[Begin Records for processing]

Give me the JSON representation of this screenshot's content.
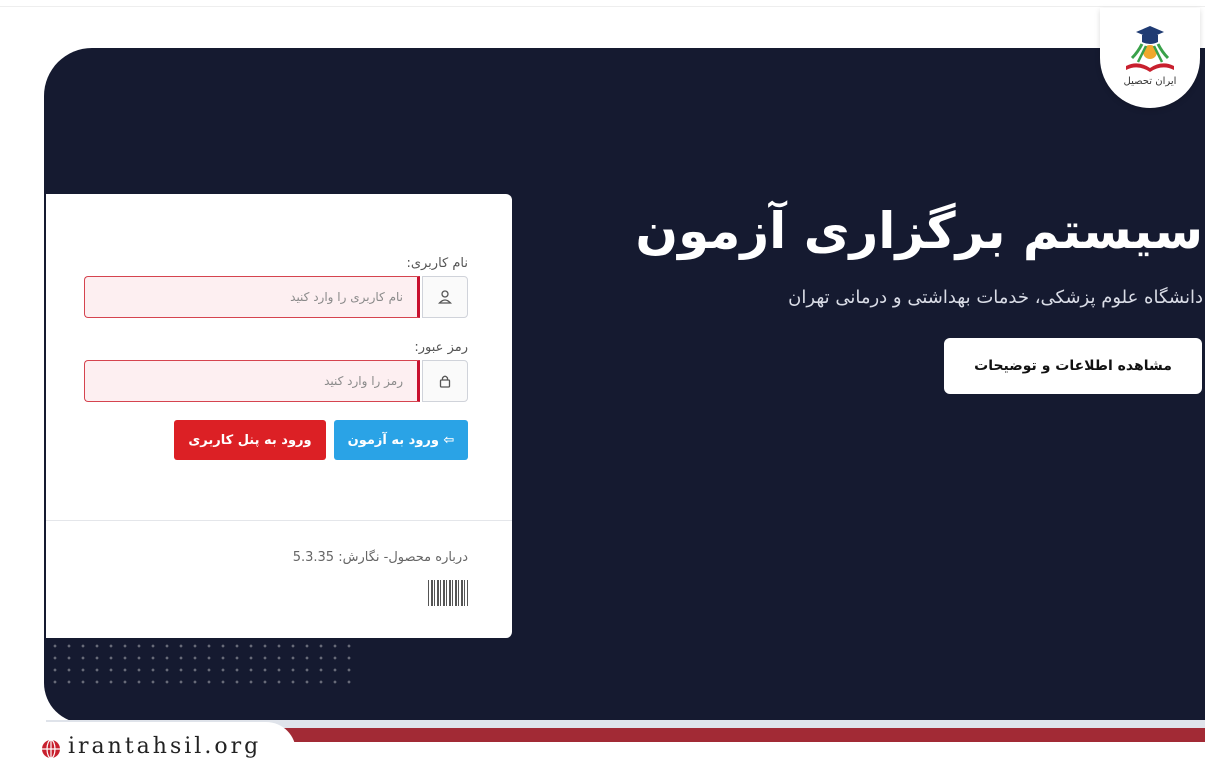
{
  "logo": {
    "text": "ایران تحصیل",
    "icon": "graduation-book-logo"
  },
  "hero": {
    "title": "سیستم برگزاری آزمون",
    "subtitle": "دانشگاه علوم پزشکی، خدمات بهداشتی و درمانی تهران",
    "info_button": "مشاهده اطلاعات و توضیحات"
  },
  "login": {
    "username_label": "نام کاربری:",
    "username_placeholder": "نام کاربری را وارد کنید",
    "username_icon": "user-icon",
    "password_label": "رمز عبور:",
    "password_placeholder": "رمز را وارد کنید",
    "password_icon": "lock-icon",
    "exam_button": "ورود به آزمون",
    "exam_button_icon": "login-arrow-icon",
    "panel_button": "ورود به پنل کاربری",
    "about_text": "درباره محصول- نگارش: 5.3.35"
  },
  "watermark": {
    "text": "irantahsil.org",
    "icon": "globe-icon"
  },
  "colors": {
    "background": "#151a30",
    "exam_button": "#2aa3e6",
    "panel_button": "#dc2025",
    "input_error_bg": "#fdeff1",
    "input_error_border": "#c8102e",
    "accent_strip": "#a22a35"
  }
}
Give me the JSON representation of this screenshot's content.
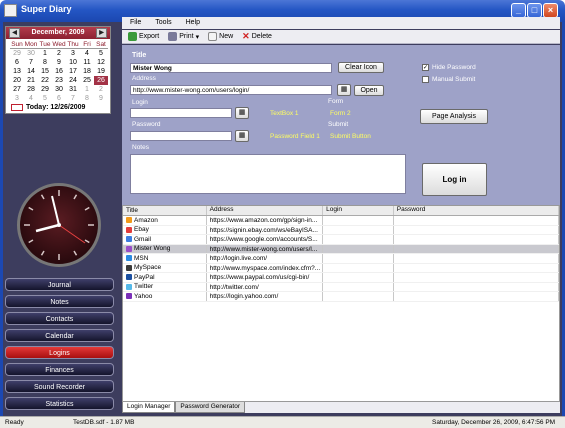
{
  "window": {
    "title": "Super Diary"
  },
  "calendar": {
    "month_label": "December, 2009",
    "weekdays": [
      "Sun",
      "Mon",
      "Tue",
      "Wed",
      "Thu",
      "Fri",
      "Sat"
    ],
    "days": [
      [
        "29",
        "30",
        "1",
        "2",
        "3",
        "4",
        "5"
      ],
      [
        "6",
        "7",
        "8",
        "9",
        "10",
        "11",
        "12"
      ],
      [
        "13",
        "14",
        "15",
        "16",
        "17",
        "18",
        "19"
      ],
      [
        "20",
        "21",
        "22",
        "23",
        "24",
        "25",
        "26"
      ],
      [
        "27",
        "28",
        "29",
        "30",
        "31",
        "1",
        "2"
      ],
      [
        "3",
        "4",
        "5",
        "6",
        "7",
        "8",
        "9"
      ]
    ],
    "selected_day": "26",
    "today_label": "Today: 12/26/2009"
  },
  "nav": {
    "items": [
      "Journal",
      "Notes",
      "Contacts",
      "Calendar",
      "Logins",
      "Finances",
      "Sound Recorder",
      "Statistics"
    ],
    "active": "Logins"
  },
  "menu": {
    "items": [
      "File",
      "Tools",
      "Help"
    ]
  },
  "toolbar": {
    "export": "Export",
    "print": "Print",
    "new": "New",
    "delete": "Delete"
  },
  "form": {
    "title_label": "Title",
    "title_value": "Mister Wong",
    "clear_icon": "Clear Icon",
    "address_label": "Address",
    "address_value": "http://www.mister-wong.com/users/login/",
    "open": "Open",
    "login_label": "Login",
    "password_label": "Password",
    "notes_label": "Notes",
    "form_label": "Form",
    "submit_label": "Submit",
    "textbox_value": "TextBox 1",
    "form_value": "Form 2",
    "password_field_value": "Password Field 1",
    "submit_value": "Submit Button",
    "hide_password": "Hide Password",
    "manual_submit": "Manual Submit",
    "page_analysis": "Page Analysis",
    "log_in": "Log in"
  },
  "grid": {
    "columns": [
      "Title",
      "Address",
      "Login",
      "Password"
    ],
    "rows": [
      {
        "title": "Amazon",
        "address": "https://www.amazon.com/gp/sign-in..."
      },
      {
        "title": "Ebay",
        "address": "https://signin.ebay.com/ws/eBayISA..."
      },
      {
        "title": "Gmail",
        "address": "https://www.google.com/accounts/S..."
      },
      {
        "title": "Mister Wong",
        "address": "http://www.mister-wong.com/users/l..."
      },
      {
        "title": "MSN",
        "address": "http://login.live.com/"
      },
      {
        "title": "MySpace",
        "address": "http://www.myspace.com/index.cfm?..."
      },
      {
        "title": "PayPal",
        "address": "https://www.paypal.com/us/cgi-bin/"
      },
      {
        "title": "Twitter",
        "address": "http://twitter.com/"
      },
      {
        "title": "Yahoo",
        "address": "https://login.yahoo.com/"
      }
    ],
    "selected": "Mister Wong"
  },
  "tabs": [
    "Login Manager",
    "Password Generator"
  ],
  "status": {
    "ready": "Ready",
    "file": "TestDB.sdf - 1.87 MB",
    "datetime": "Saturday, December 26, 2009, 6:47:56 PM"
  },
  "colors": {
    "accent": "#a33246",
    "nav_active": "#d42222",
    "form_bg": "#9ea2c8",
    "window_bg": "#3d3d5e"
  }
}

[End Records for processing]

Exercise - Pictures stay out of the copy; please restate every record above exactly.

Finished answer -
Give me the JSON representation of this screenshot's content.
{
  "logo": {
    "text": "ایران تحصیل",
    "icon": "graduation-book-logo"
  },
  "hero": {
    "title": "سیستم برگزاری آزمون",
    "subtitle": "دانشگاه علوم پزشکی، خدمات بهداشتی و درمانی تهران",
    "info_button": "مشاهده اطلاعات و توضیحات"
  },
  "login": {
    "username_label": "نام کاربری:",
    "username_placeholder": "نام کاربری را وارد کنید",
    "username_icon": "user-icon",
    "password_label": "رمز عبور:",
    "password_placeholder": "رمز را وارد کنید",
    "password_icon": "lock-icon",
    "exam_button": "ورود به آزمون",
    "exam_button_icon": "login-arrow-icon",
    "panel_button": "ورود به پنل کاربری",
    "about_text": "درباره محصول- نگارش: 5.3.35"
  },
  "watermark": {
    "text": "irantahsil.org",
    "icon": "globe-icon"
  },
  "colors": {
    "background": "#151a30",
    "exam_button": "#2aa3e6",
    "panel_button": "#dc2025",
    "input_error_bg": "#fdeff1",
    "input_error_border": "#c8102e",
    "accent_strip": "#a22a35"
  }
}
Give me the JSON representation of this screenshot's content.
{
  "window": {
    "title": "Super Diary"
  },
  "calendar": {
    "month_label": "December, 2009",
    "weekdays": [
      "Sun",
      "Mon",
      "Tue",
      "Wed",
      "Thu",
      "Fri",
      "Sat"
    ],
    "days": [
      [
        "29",
        "30",
        "1",
        "2",
        "3",
        "4",
        "5"
      ],
      [
        "6",
        "7",
        "8",
        "9",
        "10",
        "11",
        "12"
      ],
      [
        "13",
        "14",
        "15",
        "16",
        "17",
        "18",
        "19"
      ],
      [
        "20",
        "21",
        "22",
        "23",
        "24",
        "25",
        "26"
      ],
      [
        "27",
        "28",
        "29",
        "30",
        "31",
        "1",
        "2"
      ],
      [
        "3",
        "4",
        "5",
        "6",
        "7",
        "8",
        "9"
      ]
    ],
    "selected_day": "26",
    "today_label": "Today: 12/26/2009"
  },
  "nav": {
    "items": [
      "Journal",
      "Notes",
      "Contacts",
      "Calendar",
      "Logins",
      "Finances",
      "Sound Recorder",
      "Statistics"
    ],
    "active": "Logins"
  },
  "menu": {
    "items": [
      "File",
      "Tools",
      "Help"
    ]
  },
  "toolbar": {
    "export": "Export",
    "print": "Print",
    "new": "New",
    "delete": "Delete"
  },
  "form": {
    "title_label": "Title",
    "title_value": "Mister Wong",
    "clear_icon": "Clear Icon",
    "address_label": "Address",
    "address_value": "http://www.mister-wong.com/users/login/",
    "open": "Open",
    "login_label": "Login",
    "password_label": "Password",
    "notes_label": "Notes",
    "form_label": "Form",
    "submit_label": "Submit",
    "textbox_value": "TextBox 1",
    "form_value": "Form 2",
    "password_field_value": "Password Field 1",
    "submit_value": "Submit Button",
    "hide_password": "Hide Password",
    "manual_submit": "Manual Submit",
    "page_analysis": "Page Analysis",
    "log_in": "Log in"
  },
  "grid": {
    "columns": [
      "Title",
      "Address",
      "Login",
      "Password"
    ],
    "rows": [
      {
        "title": "Amazon",
        "address": "https://www.amazon.com/gp/sign-in..."
      },
      {
        "title": "Ebay",
        "address": "https://signin.ebay.com/ws/eBayISA..."
      },
      {
        "title": "Gmail",
        "address": "https://www.google.com/accounts/S..."
      },
      {
        "title": "Mister Wong",
        "address": "http://www.mister-wong.com/users/l..."
      },
      {
        "title": "MSN",
        "address": "http://login.live.com/"
      },
      {
        "title": "MySpace",
        "address": "http://www.myspace.com/index.cfm?..."
      },
      {
        "title": "PayPal",
        "address": "https://www.paypal.com/us/cgi-bin/"
      },
      {
        "title": "Twitter",
        "address": "http://twitter.com/"
      },
      {
        "title": "Yahoo",
        "address": "https://login.yahoo.com/"
      }
    ],
    "selected": "Mister Wong"
  },
  "tabs": [
    "Login Manager",
    "Password Generator"
  ],
  "status": {
    "ready": "Ready",
    "file": "TestDB.sdf - 1.87 MB",
    "datetime": "Saturday, December 26, 2009, 6:47:56 PM"
  },
  "colors": {
    "accent": "#a33246",
    "nav_active": "#d42222",
    "form_bg": "#9ea2c8",
    "window_bg": "#3d3d5e"
  }
}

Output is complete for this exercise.